** start of Items **
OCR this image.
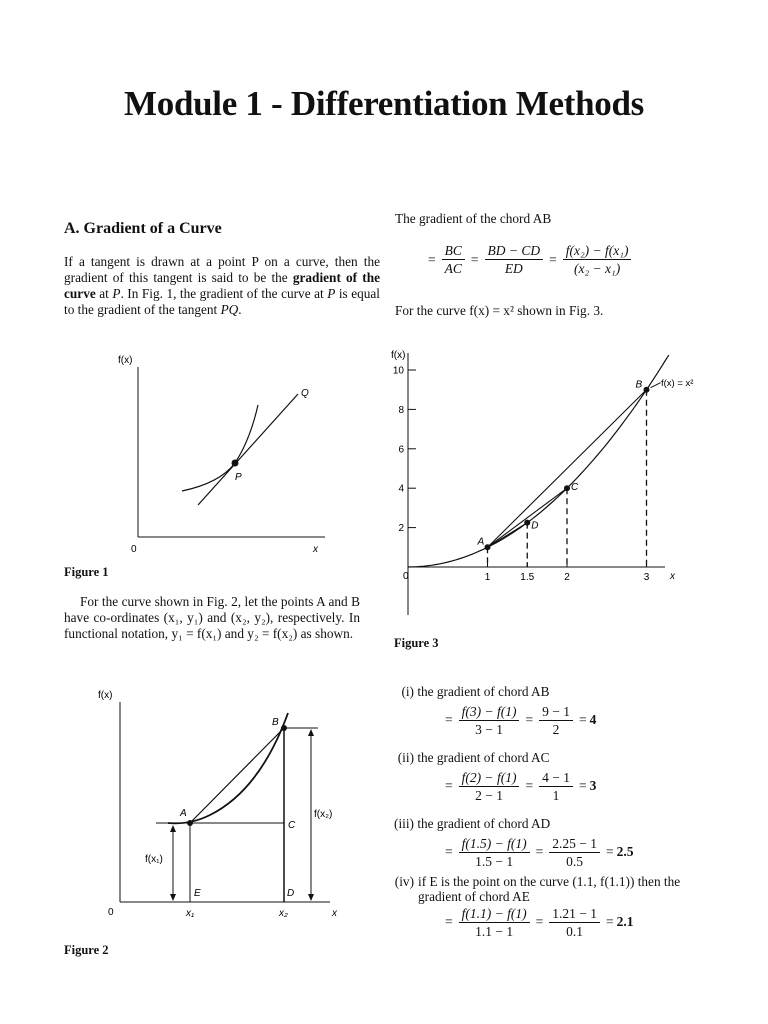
Module 1 - Differentiation Methods
A. Gradient of a Curve
If a tangent is drawn at a point P on a curve, then the gradient of this tangent is said to be the gradient of the curve at P. In Fig. 1, the gradient of the curve at P is equal to the gradient of the tangent PQ.
f(x)
0	x
P
Q
Figure 1
For the curve shown in Fig. 2, let the points A and B have co-ordinates (x₁, y₁) and (x₂, y₂), respectively. In functional notation, y₁ = f(x₁) and y₂ = f(x₂) as shown.
f(x)
0	x
A
B
C
D
E
f(x₁)
f(x₂)
x₁	x₂
Figure 2
The gradient of the chord AB
= $\frac{BC}{AC} = \frac{BD - CD}{ED} = \frac{\text{f(x₂) − f(x₁)}}{\text{(x₂ − x₁)}}$
For the curve f(x) = x² shown in Fig. 3.
f(x)
0	x
2
4
6
8
10
1	1.5	2	3
A
C
D
B f(x) = x²
Figure 3
(i) the gradient of chord AB
= $\frac{f(3) - f(1)}{3 - 1} = \frac{9 - 1}{2} = 4$
(ii) the gradient of chord AC
= $\frac{f(2) - f(1)}{2 - 1} = \frac{4 - 1}{1} = 3$
(iii) the gradient of chord AD
= $\frac{f(1.5) - f(1)}{1.5 - 1} = \frac{2.25 - 1}{0.5} = 2.5$
(iv) if E is the point on the curve (1.1, f(1.1)) then the gradient of chord AE
= $\frac{f(1.1) - f(1)}{1.1 - 1} = \frac{1.21 - 1}{0.1} = 2.1$
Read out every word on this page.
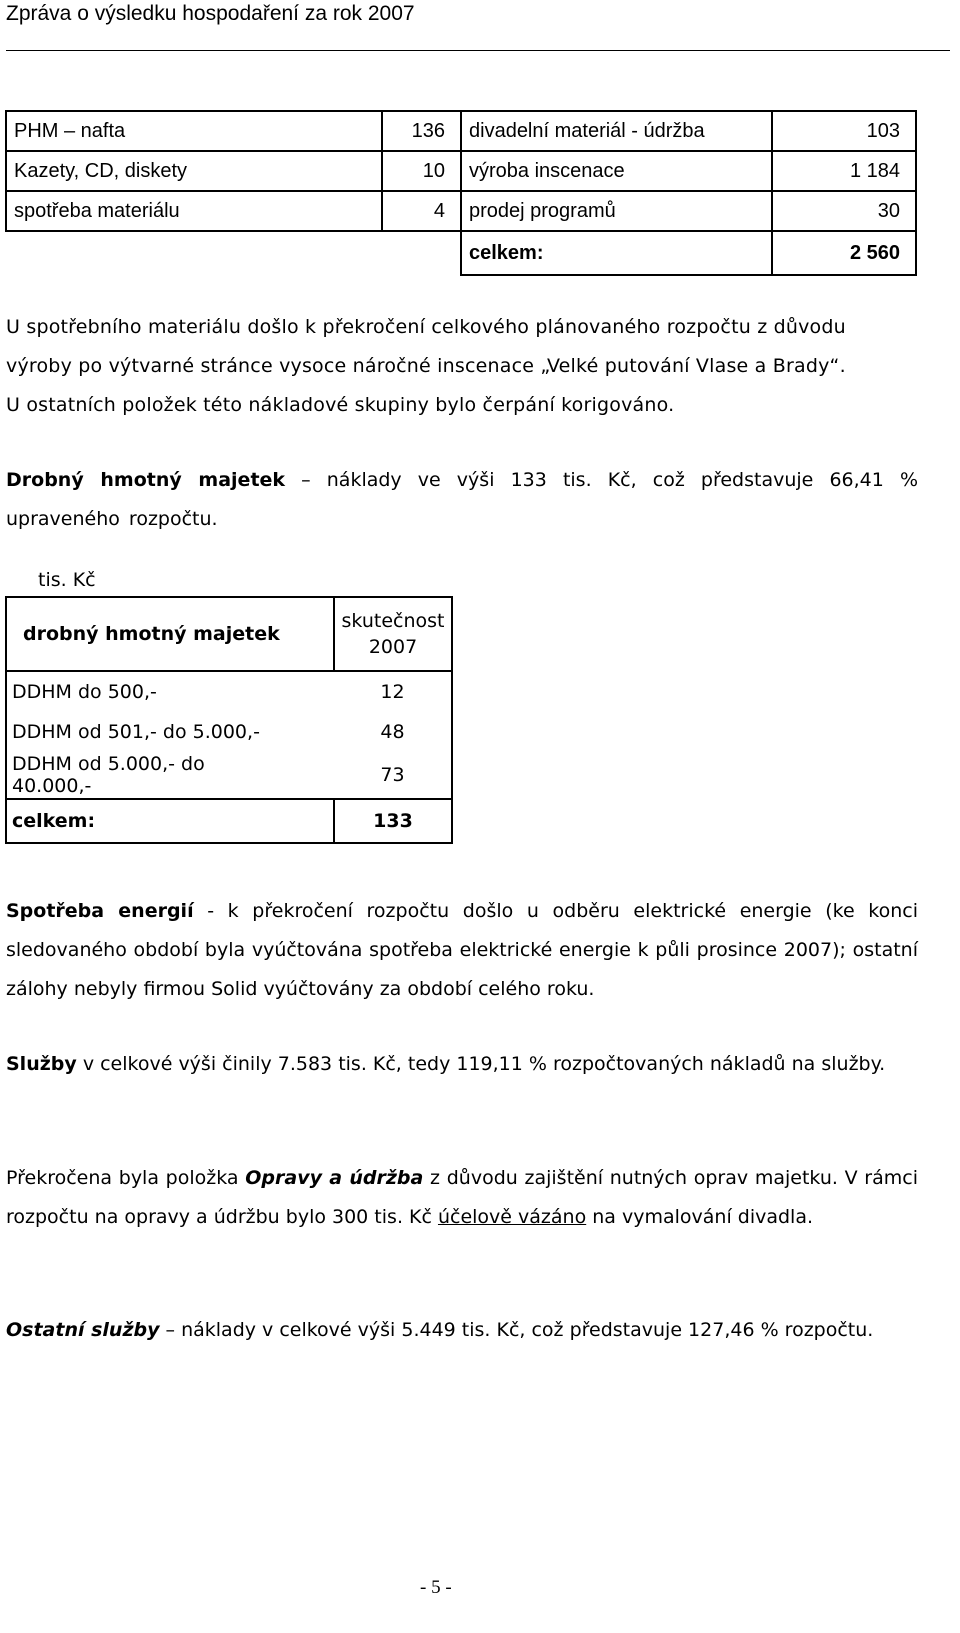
Zpráva o výsledku hospodaření za rok 2007
PHM – nafta	136	divadelní materiál - údržba	103
Kazety, CD, diskety	10	výroba inscenace	1 184
spotřeba materiálu	4	prodej programů	30
		celkem:	2 560
U spotřebního materiálu došlo k překročení celkového plánovaného rozpočtu z důvodu
výroby po výtvarné stránce vysoce náročné inscenace „Velké putování Vlase a Brady“.
U ostatních položek této nákladové skupiny bylo čerpání korigováno.

Drobný hmotný majetek – náklady ve výši 133 tis. Kč, což představuje 66,41 % upraveného rozpočtu.

tis. Kč
drobný hmotný majetek	skutečnost
2007

DDHM do 500,-	12
DDHM od 501,- do 5.000,-	48

DDHM od 5.000,- do
40.000,-	73
celkem:	133

Spotřeba energií - k překročení rozpočtu došlo u odběru elektrické energie (ke konci sledovaného období byla vyúčtována spotřeba elektrické energie k půli prosince 2007); ostatní zálohy nebyly firmou Solid vyúčtovány za období celého roku.

Služby v celkové výši činily 7.583 tis. Kč, tedy 119,11 % rozpočtovaných nákladů na služby.

Překročena byla položka Opravy a údržba z důvodu zajištění nutných oprav majetku. V rámci rozpočtu na opravy a údržbu bylo 300 tis. Kč účelově vázáno na vymalování divadla.

Ostatní služby – náklady v celkové výši 5.449 tis. Kč, což představuje 127,46 % rozpočtu.

- 5 -
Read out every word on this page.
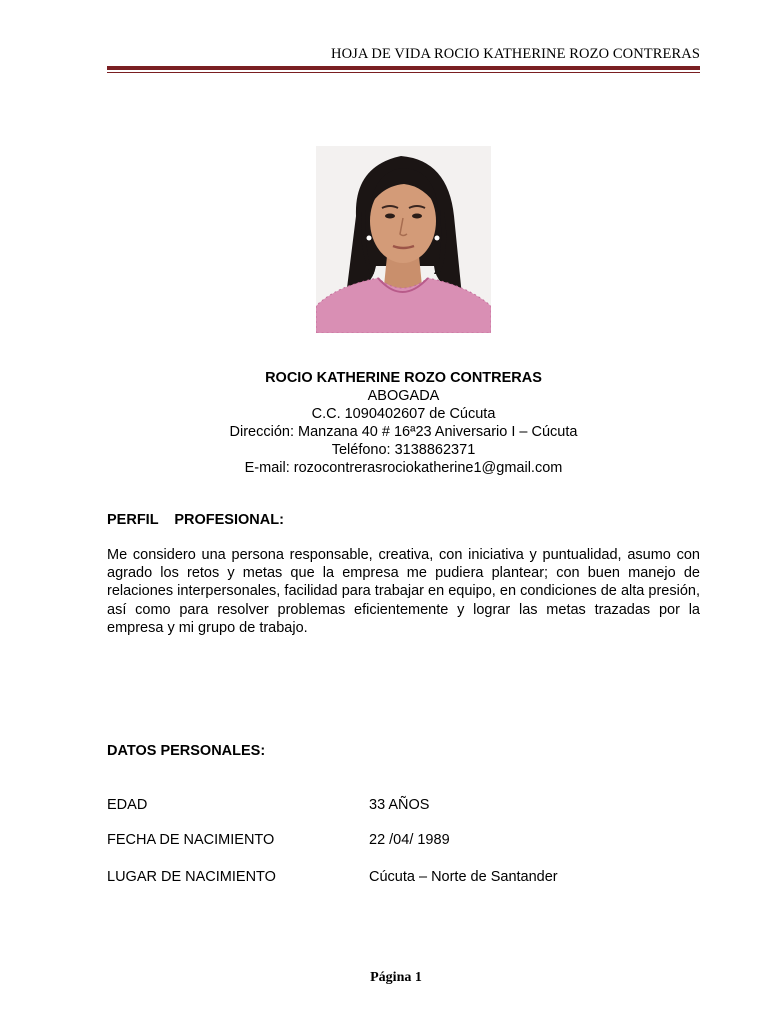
HOJA DE VIDA ROCIO KATHERINE ROZO CONTRERAS
ROCIO KATHERINE ROZO CONTRERAS
ABOGADA
C.C. 1090402607 de Cúcuta
Dirección: Manzana 40 # 16ª23 Aniversario I – Cúcuta
Teléfono: 3138862371
E-mail: rozocontrerasrociokatherine1@gmail.com
PERFIL  PROFESIONAL:
Me considero una persona responsable, creativa, con iniciativa y puntualidad, asumo con agrado los retos y metas que la empresa me pudiera plantear; con buen manejo de relaciones interpersonales, facilidad para trabajar en equipo, en condiciones de alta presión, así como para resolver problemas eficientemente y lograr las metas trazadas por la empresa y mi grupo de trabajo.
DATOS PERSONALES:
EDAD	33 AÑOS
FECHA DE NACIMIENTO	22 /04/ 1989
LUGAR DE NACIMIENTO	Cúcuta – Norte de Santander
Página 1
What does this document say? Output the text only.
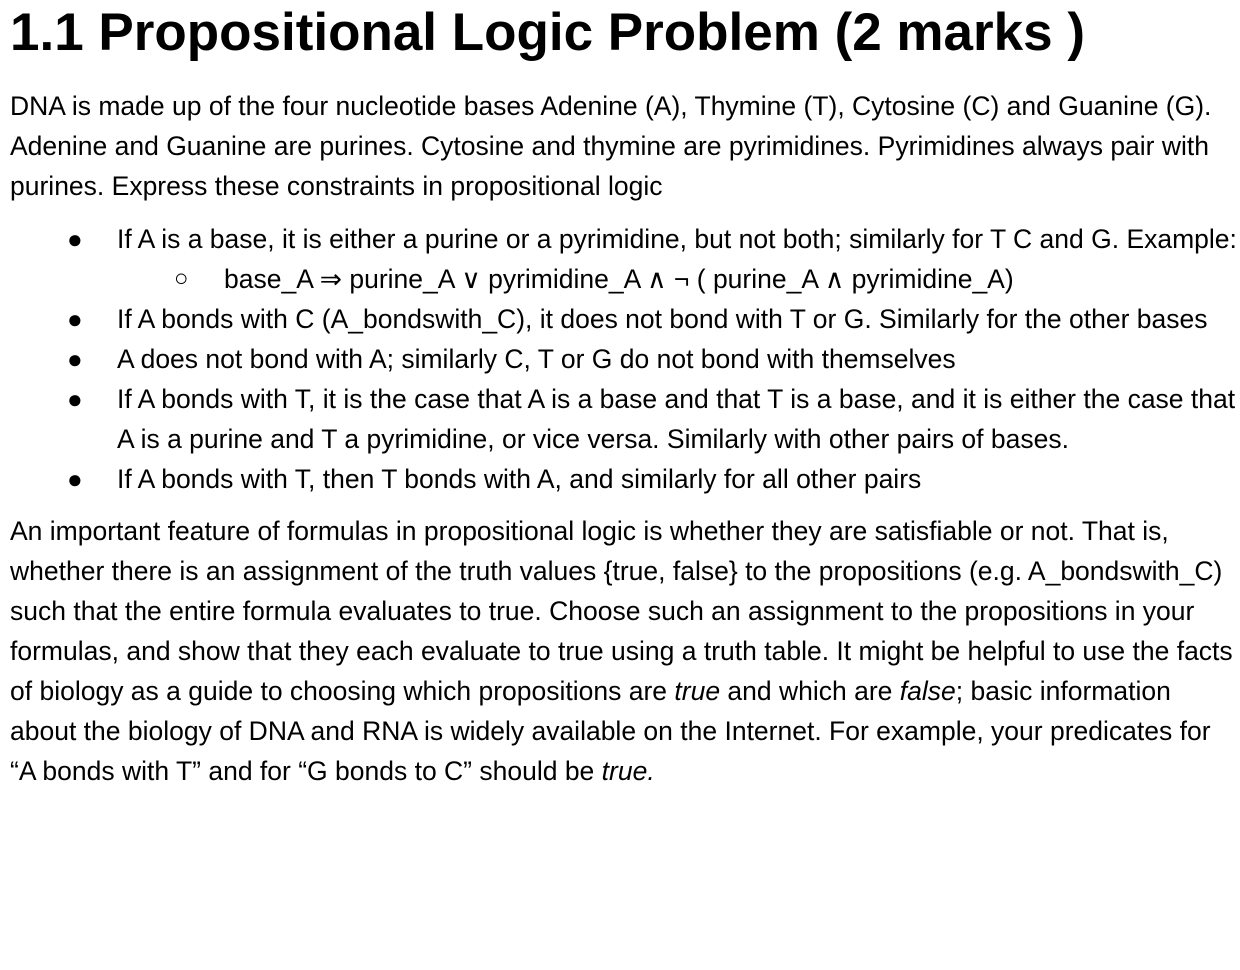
1.1 Propositional Logic Problem (2 marks )

DNA is made up of the four nucleotide bases Adenine (A), Thymine (T), Cytosine (C) and Guanine (G). Adenine and Guanine are purines. Cytosine and thymine are pyrimidines. Pyrimidines always pair with purines. Express these constraints in propositional logic

● If A is a base, it is either a purine or a pyrimidine, but not both; similarly for T C and G. Example:
○ base_A ⇒ purine_A ∨ pyrimidine_A ∧ ¬ ( purine_A ∧ pyrimidine_A)
● If A bonds with C (A_bondswith_C), it does not bond with T or G. Similarly for the other bases
● A does not bond with A; similarly C, T or G do not bond with themselves
● If A bonds with T, it is the case that A is a base and that T is a base, and it is either the case that A is a purine and T a pyrimidine, or vice versa. Similarly with other pairs of bases.
● If A bonds with T, then T bonds with A, and similarly for all other pairs

An important feature of formulas in propositional logic is whether they are satisfiable or not. That is, whether there is an assignment of the truth values {true, false} to the propositions (e.g. A_bondswith_C) such that the entire formula evaluates to true. Choose such an assignment to the propositions in your formulas, and show that they each evaluate to true using a truth table. It might be helpful to use the facts of biology as a guide to choosing which propositions are true and which are false; basic information about the biology of DNA and RNA is widely available on the Internet. For example, your predicates for “A bonds with T” and for “G bonds to C” should be true.
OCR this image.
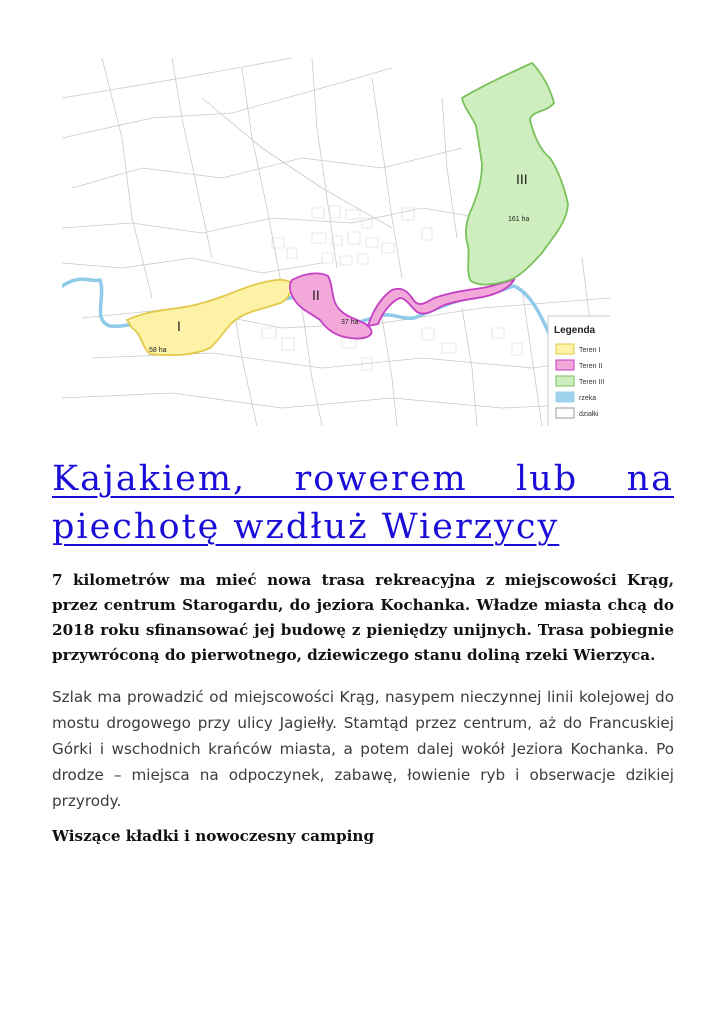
I
58 ha
II
37 ha
III
161 ha
Legenda
Teren I
Teren II
Teren III
rzeka
działki
Kajakiem, rowerem lub na piechotę wzdłuż Wierzycy

7 kilometrów ma mieć nowa trasa rekreacyjna z miejscowości Krąg, przez centrum Starogardu, do jeziora Kochanka. Władze miasta chcą do 2018 roku sfinansować jej budowę z pieniędzy unijnych. Trasa pobiegnie przywróconą do pierwotnego, dziewiczego stanu doliną rzeki Wierzyca.

Szlak ma prowadzić od miejscowości Krąg, nasypem nieczynnej linii kolejowej do mostu drogowego przy ulicy Jagiełły. Stamtąd przez centrum, aż do Francuskiej Górki i wschodnich krańców miasta, a potem dalej wokół Jeziora Kochanka. Po drodze – miejsca na odpoczynek, zabawę, łowienie ryb i obserwacje dzikiej przyrody.

Wiszące kładki i nowoczesny camping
** end of Items **
▶ Task to carry out
Repeat the data above exactly, but not the pictures.

▶ Response to the exercise
OCR this image.
Module 1 - Differentiation Methods
A. Gradient of a Curve
If a tangent is drawn at a point P on a curve, then the gradient of this tangent is said to be the gradient of the curve at P. In Fig. 1, the gradient of the curve at P is equal to the gradient of the tangent PQ.
f(x)
0	x
P
Q
Figure 1
For the curve shown in Fig. 2, let the points A and B have co-ordinates (x₁, y₁) and (x₂, y₂), respectively. In functional notation, y₁ = f(x₁) and y₂ = f(x₂) as shown.
f(x)
0	x
A
B
C
D
E
f(x₁)
f(x₂)
x₁	x₂
Figure 2
The gradient of the chord AB
= $\frac{BC}{AC} = \frac{BD - CD}{ED} = \frac{\text{f(x₂) − f(x₁)}}{\text{(x₂ − x₁)}}$
For the curve f(x) = x² shown in Fig. 3.
f(x)
0	x
2
4
6
8
10
1	1.5	2	3
A
C
D
B f(x) = x²
Figure 3
(i) the gradient of chord AB
= $\frac{f(3) - f(1)}{3 - 1} = \frac{9 - 1}{2} = 4$
(ii) the gradient of chord AC
= $\frac{f(2) - f(1)}{2 - 1} = \frac{4 - 1}{1} = 3$
(iii) the gradient of chord AD
= $\frac{f(1.5) - f(1)}{1.5 - 1} = \frac{2.25 - 1}{0.5} = 2.5$
(iv) if E is the point on the curve (1.1, f(1.1)) then the gradient of chord AE
= $\frac{f(1.1) - f(1)}{1.1 - 1} = \frac{1.21 - 1}{0.1} = 2.1$
Read out every word on this page.
Zpráva o výsledku hospodaření za rok 2007
PHM – nafta	136	divadelní materiál - údržba	103
Kazety, CD, diskety	10	výroba inscenace	1 184
spotřeba materiálu	4	prodej programů	30
		celkem:	2 560
U spotřebního materiálu došlo k překročení celkového plánovaného rozpočtu z důvodu
výroby po výtvarné stránce vysoce náročné inscenace „Velké putování Vlase a Brady“.
U ostatních položek této nákladové skupiny bylo čerpání korigováno.

Drobný hmotný majetek – náklady ve výši 133 tis. Kč, což představuje 66,41 % upraveného rozpočtu.

tis. Kč
drobný hmotný majetek	skutečnost
2007

DDHM do 500,-	12
DDHM od 501,- do 5.000,-	48

DDHM od 5.000,- do
40.000,-	73
celkem:	133

Spotřeba energií - k překročení rozpočtu došlo u odběru elektrické energie (ke konci sledovaného období byla vyúčtována spotřeba elektrické energie k půli prosince 2007); ostatní zálohy nebyly firmou Solid vyúčtovány za období celého roku.

Služby v celkové výši činily 7.583 tis. Kč, tedy 119,11 % rozpočtovaných nákladů na služby.

Překročena byla položka Opravy a údržba z důvodu zajištění nutných oprav majetku. V rámci rozpočtu na opravy a údržbu bylo 300 tis. Kč účelově vázáno na vymalování divadla.

Ostatní služby – náklady v celkové výši 5.449 tis. Kč, což představuje 127,46 % rozpočtu.

- 5 -
Read out every word on this page.
HOJA DE VIDA ROCIO KATHERINE ROZO CONTRERAS
ROCIO KATHERINE ROZO CONTRERAS
ABOGADA
C.C. 1090402607 de Cúcuta
Dirección: Manzana 40 # 16ª23 Aniversario I – Cúcuta
Teléfono: 3138862371
E-mail: rozocontrerasrociokatherine1@gmail.com
PERFIL  PROFESIONAL:
Me considero una persona responsable, creativa, con iniciativa y puntualidad, asumo con agrado los retos y metas que la empresa me pudiera plantear; con buen manejo de relaciones interpersonales, facilidad para trabajar en equipo, en condiciones de alta presión, así como para resolver problemas eficientemente y lograr las metas trazadas por la empresa y mi grupo de trabajo.
DATOS PERSONALES:
EDAD	33 AÑOS
FECHA DE NACIMIENTO	22 /04/ 1989
LUGAR DE NACIMIENTO	Cúcuta – Norte de Santander
Página 1
What does this document say? Output the text only.
1.1 Propositional Logic Problem (2 marks )

DNA is made up of the four nucleotide bases Adenine (A), Thymine (T), Cytosine (C) and Guanine (G). Adenine and Guanine are purines. Cytosine and thymine are pyrimidines. Pyrimidines always pair with purines. Express these constraints in propositional logic

● If A is a base, it is either a purine or a pyrimidine, but not both; similarly for T C and G. Example:
○ base_A ⇒ purine_A ∨ pyrimidine_A ∧ ¬ ( purine_A ∧ pyrimidine_A)
● If A bonds with C (A_bondswith_C), it does not bond with T or G. Similarly for the other bases
● A does not bond with A; similarly C, T or G do not bond with themselves
● If A bonds with T, it is the case that A is a base and that T is a base, and it is either the case that A is a purine and T a pyrimidine, or vice versa. Similarly with other pairs of bases.
● If A bonds with T, then T bonds with A, and similarly for all other pairs

An important feature of formulas in propositional logic is whether they are satisfiable or not. That is, whether there is an assignment of the truth values {true, false} to the propositions (e.g. A_bondswith_C) such that the entire formula evaluates to true. Choose such an assignment to the propositions in your formulas, and show that they each evaluate to true using a truth table. It might be helpful to use the facts of biology as a guide to choosing which propositions are true and which are false; basic information about the biology of DNA and RNA is widely available on the Internet. For example, your predicates for “A bonds with T” and for “G bonds to C” should be true.
OCR this image.
I
58 ha
II
37 ha
III
161 ha
Legenda
Teren I
Teren II
Teren III
rzeka
działki
Kajakiem, rowerem lub na piechotę wzdłuż Wierzycy

7 kilometrów ma mieć nowa trasa rekreacyjna z miejscowości Krąg, przez centrum Starogardu, do jeziora Kochanka. Władze miasta chcą do 2018 roku sfinansować jej budowę z pieniędzy unijnych. Trasa pobiegnie przywróconą do pierwotnego, dziewiczego stanu doliną rzeki Wierzyca.

Szlak ma prowadzić od miejscowości Krąg, nasypem nieczynnej linii kolejowej do mostu drogowego przy ulicy Jagiełły. Stamtąd przez centrum, aż do Francuskiej Górki i wschodnich krańców miasta, a potem dalej wokół Jeziora Kochanka. Po drodze – miejsca na odpoczynek, zabawę, łowienie ryb i obserwacje dzikiej przyrody.

Wiszące kładki i nowoczesny camping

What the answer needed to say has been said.